◆ **INPUT MATERIAL**:
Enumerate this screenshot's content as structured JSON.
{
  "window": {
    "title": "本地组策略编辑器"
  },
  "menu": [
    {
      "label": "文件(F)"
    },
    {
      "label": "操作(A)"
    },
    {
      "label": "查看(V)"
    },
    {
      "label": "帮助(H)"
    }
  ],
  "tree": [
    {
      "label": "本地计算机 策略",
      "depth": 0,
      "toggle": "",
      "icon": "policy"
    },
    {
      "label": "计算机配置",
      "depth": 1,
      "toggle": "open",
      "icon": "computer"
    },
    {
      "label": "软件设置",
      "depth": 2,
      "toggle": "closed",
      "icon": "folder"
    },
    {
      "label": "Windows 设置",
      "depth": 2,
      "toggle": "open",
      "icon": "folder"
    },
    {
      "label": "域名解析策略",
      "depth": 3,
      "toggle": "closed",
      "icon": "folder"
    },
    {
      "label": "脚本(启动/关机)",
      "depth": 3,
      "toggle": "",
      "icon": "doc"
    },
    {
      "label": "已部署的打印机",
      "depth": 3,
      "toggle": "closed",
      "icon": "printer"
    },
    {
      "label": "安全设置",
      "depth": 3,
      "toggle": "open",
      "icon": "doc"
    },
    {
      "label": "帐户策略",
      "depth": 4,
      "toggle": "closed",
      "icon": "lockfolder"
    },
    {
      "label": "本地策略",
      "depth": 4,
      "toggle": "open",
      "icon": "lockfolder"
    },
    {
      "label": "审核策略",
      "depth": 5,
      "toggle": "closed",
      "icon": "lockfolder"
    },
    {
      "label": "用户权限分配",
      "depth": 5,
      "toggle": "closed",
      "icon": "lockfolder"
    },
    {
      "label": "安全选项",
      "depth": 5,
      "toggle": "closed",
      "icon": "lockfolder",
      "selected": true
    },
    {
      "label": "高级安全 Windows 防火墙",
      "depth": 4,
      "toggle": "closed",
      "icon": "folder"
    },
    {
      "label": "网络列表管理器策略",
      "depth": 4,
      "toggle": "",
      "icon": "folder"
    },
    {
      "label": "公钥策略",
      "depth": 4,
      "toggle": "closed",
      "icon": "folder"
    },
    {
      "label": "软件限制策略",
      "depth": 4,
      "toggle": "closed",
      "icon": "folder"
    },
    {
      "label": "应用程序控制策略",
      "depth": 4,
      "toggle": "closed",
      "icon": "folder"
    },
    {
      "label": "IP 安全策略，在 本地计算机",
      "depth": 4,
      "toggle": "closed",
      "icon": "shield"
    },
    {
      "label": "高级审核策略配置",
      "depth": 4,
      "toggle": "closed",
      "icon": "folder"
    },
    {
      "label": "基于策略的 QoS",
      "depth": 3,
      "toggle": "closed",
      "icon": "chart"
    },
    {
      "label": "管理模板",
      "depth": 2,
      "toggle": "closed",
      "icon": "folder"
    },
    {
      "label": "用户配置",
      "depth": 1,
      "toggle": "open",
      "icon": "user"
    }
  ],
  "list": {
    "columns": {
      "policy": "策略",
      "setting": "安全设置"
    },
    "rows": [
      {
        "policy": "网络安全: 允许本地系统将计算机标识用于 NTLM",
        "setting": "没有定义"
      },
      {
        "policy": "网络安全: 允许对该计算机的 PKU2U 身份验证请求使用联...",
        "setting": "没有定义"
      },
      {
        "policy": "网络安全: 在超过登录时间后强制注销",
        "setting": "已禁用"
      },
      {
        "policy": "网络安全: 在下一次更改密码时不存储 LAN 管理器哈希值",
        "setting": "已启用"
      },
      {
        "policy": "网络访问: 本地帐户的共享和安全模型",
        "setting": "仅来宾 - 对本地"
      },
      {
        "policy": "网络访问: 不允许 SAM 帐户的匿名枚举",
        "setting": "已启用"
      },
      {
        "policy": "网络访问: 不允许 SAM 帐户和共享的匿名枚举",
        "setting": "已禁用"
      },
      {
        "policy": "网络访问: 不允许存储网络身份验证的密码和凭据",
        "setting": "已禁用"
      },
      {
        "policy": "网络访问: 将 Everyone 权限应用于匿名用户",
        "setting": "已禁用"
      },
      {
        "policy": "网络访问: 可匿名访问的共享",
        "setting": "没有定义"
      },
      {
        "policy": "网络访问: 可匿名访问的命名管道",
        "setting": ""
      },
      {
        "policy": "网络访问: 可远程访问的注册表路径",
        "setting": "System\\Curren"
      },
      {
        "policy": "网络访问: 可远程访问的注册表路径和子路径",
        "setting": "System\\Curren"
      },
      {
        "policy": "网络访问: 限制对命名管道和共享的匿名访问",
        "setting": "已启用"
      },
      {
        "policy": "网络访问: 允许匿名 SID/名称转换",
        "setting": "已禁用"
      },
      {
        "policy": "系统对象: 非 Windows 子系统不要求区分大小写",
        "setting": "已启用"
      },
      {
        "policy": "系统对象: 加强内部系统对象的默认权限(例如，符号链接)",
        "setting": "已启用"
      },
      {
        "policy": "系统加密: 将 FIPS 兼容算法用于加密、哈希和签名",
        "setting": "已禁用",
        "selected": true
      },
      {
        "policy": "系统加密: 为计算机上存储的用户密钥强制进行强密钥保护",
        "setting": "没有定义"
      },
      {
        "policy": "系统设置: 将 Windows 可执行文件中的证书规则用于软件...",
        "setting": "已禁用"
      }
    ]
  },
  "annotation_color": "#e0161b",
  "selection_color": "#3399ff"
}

...

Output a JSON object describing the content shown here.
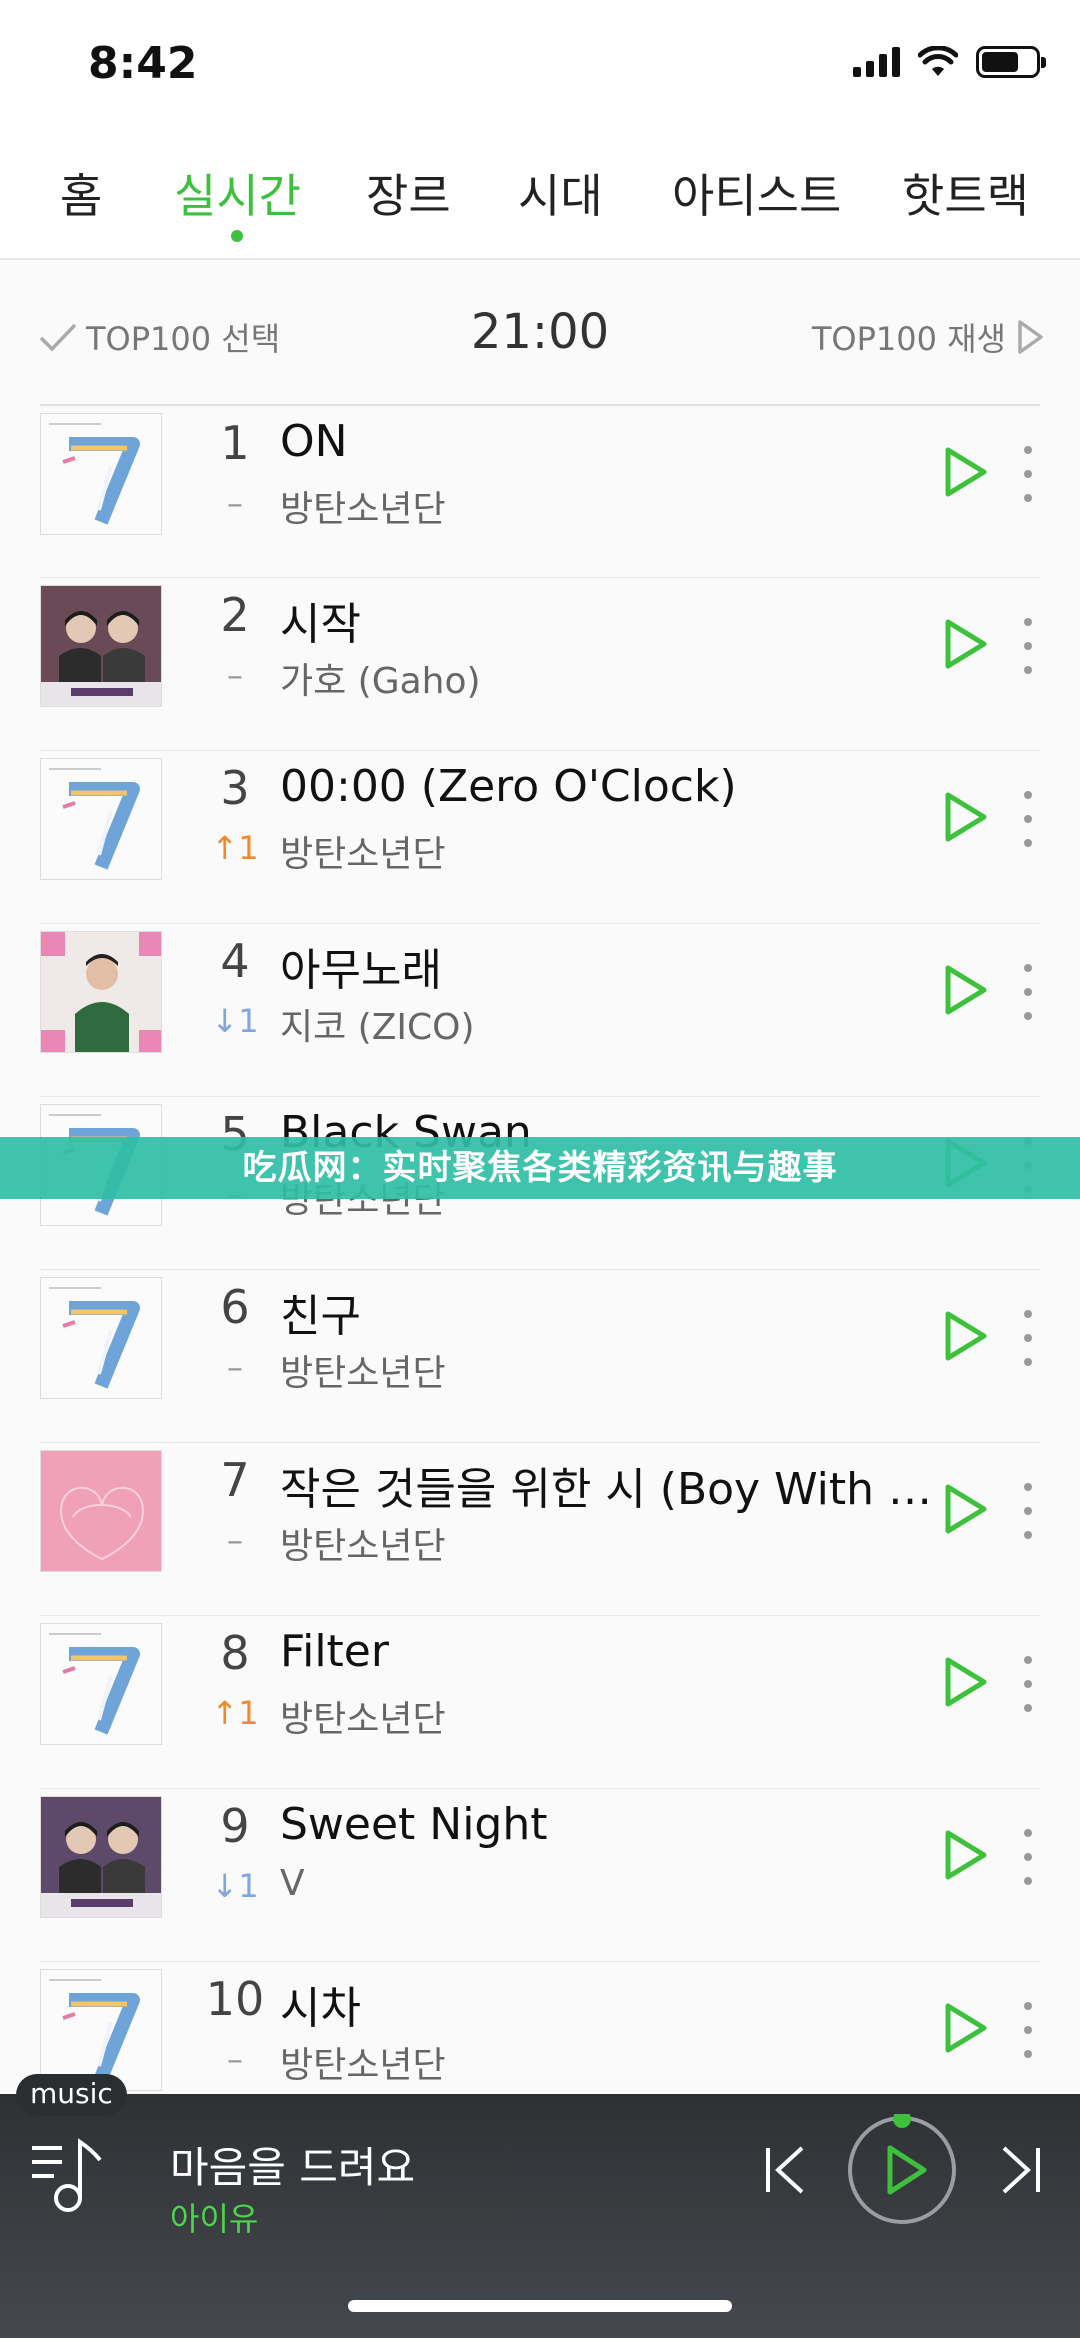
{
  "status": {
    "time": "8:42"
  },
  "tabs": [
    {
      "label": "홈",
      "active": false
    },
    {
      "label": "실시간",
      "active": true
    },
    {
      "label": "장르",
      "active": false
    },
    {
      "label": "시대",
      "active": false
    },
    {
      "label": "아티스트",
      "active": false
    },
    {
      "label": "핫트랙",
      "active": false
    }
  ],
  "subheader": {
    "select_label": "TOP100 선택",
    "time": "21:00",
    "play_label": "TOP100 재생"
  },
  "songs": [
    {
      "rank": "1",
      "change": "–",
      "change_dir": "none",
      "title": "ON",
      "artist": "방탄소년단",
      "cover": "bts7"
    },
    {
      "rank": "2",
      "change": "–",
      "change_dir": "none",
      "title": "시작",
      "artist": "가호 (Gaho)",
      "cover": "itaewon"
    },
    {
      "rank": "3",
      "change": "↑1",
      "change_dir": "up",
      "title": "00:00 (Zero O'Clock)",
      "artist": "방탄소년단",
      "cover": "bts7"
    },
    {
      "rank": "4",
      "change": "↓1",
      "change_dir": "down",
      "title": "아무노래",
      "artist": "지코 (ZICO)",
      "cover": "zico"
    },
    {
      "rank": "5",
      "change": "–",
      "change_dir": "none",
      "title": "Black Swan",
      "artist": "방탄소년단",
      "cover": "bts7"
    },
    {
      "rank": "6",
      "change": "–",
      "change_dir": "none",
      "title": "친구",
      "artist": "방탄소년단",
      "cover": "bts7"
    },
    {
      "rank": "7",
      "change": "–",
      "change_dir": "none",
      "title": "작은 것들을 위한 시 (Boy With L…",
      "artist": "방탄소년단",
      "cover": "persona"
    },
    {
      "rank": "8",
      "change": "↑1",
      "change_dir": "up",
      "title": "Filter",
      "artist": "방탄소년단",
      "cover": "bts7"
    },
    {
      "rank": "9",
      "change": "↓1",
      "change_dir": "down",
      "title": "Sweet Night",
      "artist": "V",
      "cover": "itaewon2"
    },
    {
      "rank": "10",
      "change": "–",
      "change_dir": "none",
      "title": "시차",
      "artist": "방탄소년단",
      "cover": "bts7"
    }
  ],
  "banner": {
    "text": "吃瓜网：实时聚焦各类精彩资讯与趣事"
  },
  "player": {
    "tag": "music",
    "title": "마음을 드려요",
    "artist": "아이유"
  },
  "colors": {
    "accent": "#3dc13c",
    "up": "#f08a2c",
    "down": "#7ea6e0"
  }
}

◆ **REQUIREMENTS**: Across the entries, how many lines hold the word "系统加密"? Say only the number.

◆ **RESPONSE BELOW**: 2